-- Brief --
Repeat the material below exactly, with no pictures.

-- Records to use --
----------------------------------------

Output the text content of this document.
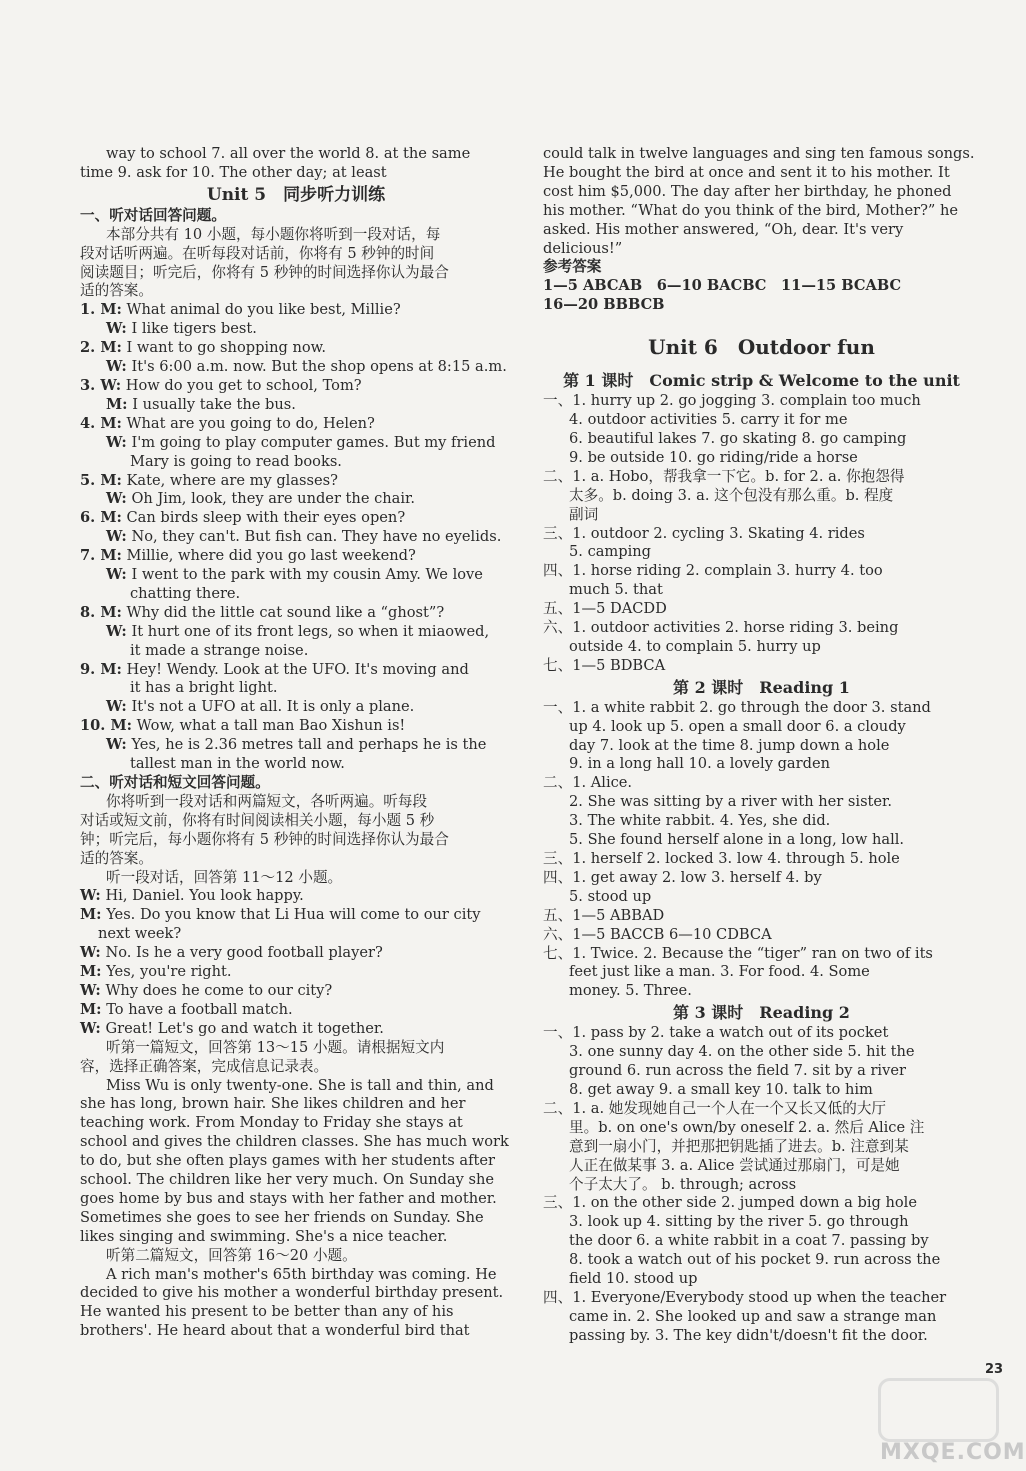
way to school 7. all over the world 8. at the same
time 9. ask for 10. The other day; at least
Unit 5　同步听力训练
一、听对话回答问题。
本部分共有 10 小题，每小题你将听到一段对话，每
段对话听两遍。在听每段对话前，你将有 5 秒钟的时间
阅读题目；听完后，你将有 5 秒钟的时间选择你认为最合
适的答案。
1. M: What animal do you like best, Millie?
W: I like tigers best.
2. M: I want to go shopping now.
W: It's 6:00 a.m. now. But the shop opens at 8:15 a.m.
3. W: How do you get to school, Tom?
M: I usually take the bus.
4. M: What are you going to do, Helen?
W: I'm going to play computer games. But my friend
Mary is going to read books.
5. M: Kate, where are my glasses?
W: Oh Jim, look, they are under the chair.
6. M: Can birds sleep with their eyes open?
W: No, they can't. But fish can. They have no eyelids.
7. M: Millie, where did you go last weekend?
W: I went to the park with my cousin Amy. We love
chatting there.
8. M: Why did the little cat sound like a “ghost”?
W: It hurt one of its front legs, so when it miaowed,
it made a strange noise.
9. M: Hey! Wendy. Look at the UFO. It's moving and
it has a bright light.
W: It's not a UFO at all. It is only a plane.
10. M: Wow, what a tall man Bao Xishun is!
W: Yes, he is 2.36 metres tall and perhaps he is the
tallest man in the world now.
二、听对话和短文回答问题。
你将听到一段对话和两篇短文，各听两遍。听每段
对话或短文前，你将有时间阅读相关小题，每小题 5 秒
钟；听完后，每小题你将有 5 秒钟的时间选择你认为最合
适的答案。
听一段对话，回答第 11～12 小题。
W: Hi, Daniel. You look happy.
M: Yes. Do you know that Li Hua will come to our city
next week?
W: No. Is he a very good football player?
M: Yes, you're right.
W: Why does he come to our city?
M: To have a football match.
W: Great! Let's go and watch it together.
听第一篇短文，回答第 13～15 小题。请根据短文内
容，选择正确答案，完成信息记录表。
Miss Wu is only twenty-one. She is tall and thin, and
she has long, brown hair. She likes children and her
teaching work. From Monday to Friday she stays at
school and gives the children classes. She has much work
to do, but she often plays games with her students after
school. The children like her very much. On Sunday she
goes home by bus and stays with her father and mother.
Sometimes she goes to see her friends on Sunday. She
likes singing and swimming. She's a nice teacher.
听第二篇短文，回答第 16～20 小题。
A rich man's mother's 65th birthday was coming. He
decided to give his mother a wonderful birthday present.
He wanted his present to be better than any of his
brothers'. He heard about that a wonderful bird that
could talk in twelve languages and sing ten famous songs.
He bought the bird at once and sent it to his mother. It
cost him $5,000. The day after her birthday, he phoned
his mother. “What do you think of the bird, Mother?” he
asked. His mother answered, “Oh, dear. It's very
delicious!”
参考答案
1—5 ABCAB　6—10 BACBC　11—15 BCABC
16—20 BBBCB
Unit 6　Outdoor fun
第 1 课时　Comic strip & Welcome to the unit
一、1. hurry up 2. go jogging 3. complain too much
4. outdoor activities 5. carry it for me
6. beautiful lakes 7. go skating 8. go camping
9. be outside 10. go riding/ride a horse
二、1. a. Hobo，帮我拿一下它。b. for 2. a. 你抱怨得
太多。b. doing 3. a. 这个包没有那么重。b. 程度
副词
三、1. outdoor 2. cycling 3. Skating 4. rides
5. camping
四、1. horse riding 2. complain 3. hurry 4. too
much 5. that
五、1—5 DACDD
六、1. outdoor activities 2. horse riding 3. being
outside 4. to complain 5. hurry up
七、1—5 BDBCA
第 2 课时　Reading 1
一、1. a white rabbit 2. go through the door 3. stand
up 4. look up 5. open a small door 6. a cloudy
day 7. look at the time 8. jump down a hole
9. in a long hall 10. a lovely garden
二、1. Alice.
2. She was sitting by a river with her sister.
3. The white rabbit. 4. Yes, she did.
5. She found herself alone in a long, low hall.
三、1. herself 2. locked 3. low 4. through 5. hole
四、1. get away 2. low 3. herself 4. by
5. stood up
五、1—5 ABBAD
六、1—5 BACCB 6—10 CDBCA
七、1. Twice. 2. Because the “tiger” ran on two of its
feet just like a man. 3. For food. 4. Some
money. 5. Three.
第 3 课时　Reading 2
一、1. pass by 2. take a watch out of its pocket
3. one sunny day 4. on the other side 5. hit the
ground 6. run across the field 7. sit by a river
8. get away 9. a small key 10. talk to him
二、1. a. 她发现她自己一个人在一个又长又低的大厅
里。b. on one's own/by oneself 2. a. 然后 Alice 注
意到一扇小门，并把那把钥匙插了进去。b. 注意到某
人正在做某事 3. a. Alice 尝试通过那扇门，可是她
个子太大了。 b. through; across
三、1. on the other side 2. jumped down a big hole
3. look up 4. sitting by the river 5. go through
the door 6. a white rabbit in a coat 7. passing by
8. took a watch out of his pocket 9. run across the
field 10. stood up
四、1. Everyone/Everybody stood up when the teacher
came in. 2. She looked up and saw a strange man
passing by. 3. The key didn't/doesn't fit the door.
23
MXQE.COM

----------------------------------------

-- Exercise result --
Output the text content of this document.
way to school 7. all over the world 8. at the same
time 9. ask for 10. The other day; at least
Unit 5　同步听力训练
一、听对话回答问题。
本部分共有 10 小题，每小题你将听到一段对话，每
段对话听两遍。在听每段对话前，你将有 5 秒钟的时间
阅读题目；听完后，你将有 5 秒钟的时间选择你认为最合
适的答案。
1. M: What animal do you like best, Millie?
W: I like tigers best.
2. M: I want to go shopping now.
W: It's 6:00 a.m. now. But the shop opens at 8:15 a.m.
3. W: How do you get to school, Tom?
M: I usually take the bus.
4. M: What are you going to do, Helen?
W: I'm going to play computer games. But my friend
Mary is going to read books.
5. M: Kate, where are my glasses?
W: Oh Jim, look, they are under the chair.
6. M: Can birds sleep with their eyes open?
W: No, they can't. But fish can. They have no eyelids.
7. M: Millie, where did you go last weekend?
W: I went to the park with my cousin Amy. We love
chatting there.
8. M: Why did the little cat sound like a “ghost”?
W: It hurt one of its front legs, so when it miaowed,
it made a strange noise.
9. M: Hey! Wendy. Look at the UFO. It's moving and
it has a bright light.
W: It's not a UFO at all. It is only a plane.
10. M: Wow, what a tall man Bao Xishun is!
W: Yes, he is 2.36 metres tall and perhaps he is the
tallest man in the world now.
二、听对话和短文回答问题。
你将听到一段对话和两篇短文，各听两遍。听每段
对话或短文前，你将有时间阅读相关小题，每小题 5 秒
钟；听完后，每小题你将有 5 秒钟的时间选择你认为最合
适的答案。
听一段对话，回答第 11～12 小题。
W: Hi, Daniel. You look happy.
M: Yes. Do you know that Li Hua will come to our city
next week?
W: No. Is he a very good football player?
M: Yes, you're right.
W: Why does he come to our city?
M: To have a football match.
W: Great! Let's go and watch it together.
听第一篇短文，回答第 13～15 小题。请根据短文内
容，选择正确答案，完成信息记录表。
Miss Wu is only twenty-one. She is tall and thin, and
she has long, brown hair. She likes children and her
teaching work. From Monday to Friday she stays at
school and gives the children classes. She has much work
to do, but she often plays games with her students after
school. The children like her very much. On Sunday she
goes home by bus and stays with her father and mother.
Sometimes she goes to see her friends on Sunday. She
likes singing and swimming. She's a nice teacher.
听第二篇短文，回答第 16～20 小题。
A rich man's mother's 65th birthday was coming. He
decided to give his mother a wonderful birthday present.
He wanted his present to be better than any of his
brothers'. He heard about that a wonderful bird that
could talk in twelve languages and sing ten famous songs.
He bought the bird at once and sent it to his mother. It
cost him $5,000. The day after her birthday, he phoned
his mother. “What do you think of the bird, Mother?” he
asked. His mother answered, “Oh, dear. It's very
delicious!”
参考答案
1—5 ABCAB　6—10 BACBC　11—15 BCABC
16—20 BBBCB
Unit 6　Outdoor fun
第 1 课时　Comic strip & Welcome to the unit
一、1. hurry up 2. go jogging 3. complain too much
4. outdoor activities 5. carry it for me
6. beautiful lakes 7. go skating 8. go camping
9. be outside 10. go riding/ride a horse
二、1. a. Hobo，帮我拿一下它。b. for 2. a. 你抱怨得
太多。b. doing 3. a. 这个包没有那么重。b. 程度
副词
三、1. outdoor 2. cycling 3. Skating 4. rides
5. camping
四、1. horse riding 2. complain 3. hurry 4. too
much 5. that
五、1—5 DACDD
六、1. outdoor activities 2. horse riding 3. being
outside 4. to complain 5. hurry up
七、1—5 BDBCA
第 2 课时　Reading 1
一、1. a white rabbit 2. go through the door 3. stand
up 4. look up 5. open a small door 6. a cloudy
day 7. look at the time 8. jump down a hole
9. in a long hall 10. a lovely garden
二、1. Alice.
2. She was sitting by a river with her sister.
3. The white rabbit. 4. Yes, she did.
5. She found herself alone in a long, low hall.
三、1. herself 2. locked 3. low 4. through 5. hole
四、1. get away 2. low 3. herself 4. by
5. stood up
五、1—5 ABBAD
六、1—5 BACCB 6—10 CDBCA
七、1. Twice. 2. Because the “tiger” ran on two of its
feet just like a man. 3. For food. 4. Some
money. 5. Three.
第 3 课时　Reading 2
一、1. pass by 2. take a watch out of its pocket
3. one sunny day 4. on the other side 5. hit the
ground 6. run across the field 7. sit by a river
8. get away 9. a small key 10. talk to him
二、1. a. 她发现她自己一个人在一个又长又低的大厅
里。b. on one's own/by oneself 2. a. 然后 Alice 注
意到一扇小门，并把那把钥匙插了进去。b. 注意到某
人正在做某事 3. a. Alice 尝试通过那扇门，可是她
个子太大了。 b. through; across
三、1. on the other side 2. jumped down a big hole
3. look up 4. sitting by the river 5. go through
the door 6. a white rabbit in a coat 7. passing by
8. took a watch out of his pocket 9. run across the
field 10. stood up
四、1. Everyone/Everybody stood up when the teacher
came in. 2. She looked up and saw a strange man
passing by. 3. The key didn't/doesn't fit the door.
23
MXQE.COM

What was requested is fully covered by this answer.